⟨

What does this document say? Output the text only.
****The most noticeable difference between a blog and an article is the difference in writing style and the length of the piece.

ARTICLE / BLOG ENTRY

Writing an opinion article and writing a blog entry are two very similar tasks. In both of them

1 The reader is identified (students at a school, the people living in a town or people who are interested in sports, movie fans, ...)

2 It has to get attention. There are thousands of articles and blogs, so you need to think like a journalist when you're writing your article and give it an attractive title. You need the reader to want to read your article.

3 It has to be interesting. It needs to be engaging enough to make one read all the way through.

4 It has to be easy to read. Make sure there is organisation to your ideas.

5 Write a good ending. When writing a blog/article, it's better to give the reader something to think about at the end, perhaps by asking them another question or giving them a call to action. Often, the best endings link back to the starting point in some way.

⟩

The records above must be output exactly, in full.

EXERCISE ANSWER →
What does this document say? Output the text only.
****The most noticeable difference between a blog and an article is the difference in writing style and the length of the piece.

ARTICLE / BLOG ENTRY

Writing an opinion article and writing a blog entry are two very similar tasks. In both of them

1 The reader is identified (students at a school, the people living in a town or people who are interested in sports, movie fans, ...)

2 It has to get attention. There are thousands of articles and blogs, so you need to think like a journalist when you're writing your article and give it an attractive title. You need the reader to want to read your article.

3 It has to be interesting. It needs to be engaging enough to make one read all the way through.

4 It has to be easy to read. Make sure there is organisation to your ideas.

5 Write a good ending. When writing a blog/article, it's better to give the reader something to think about at the end, perhaps by asking them another question or giving them a call to action. Often, the best endings link back to the starting point in some way.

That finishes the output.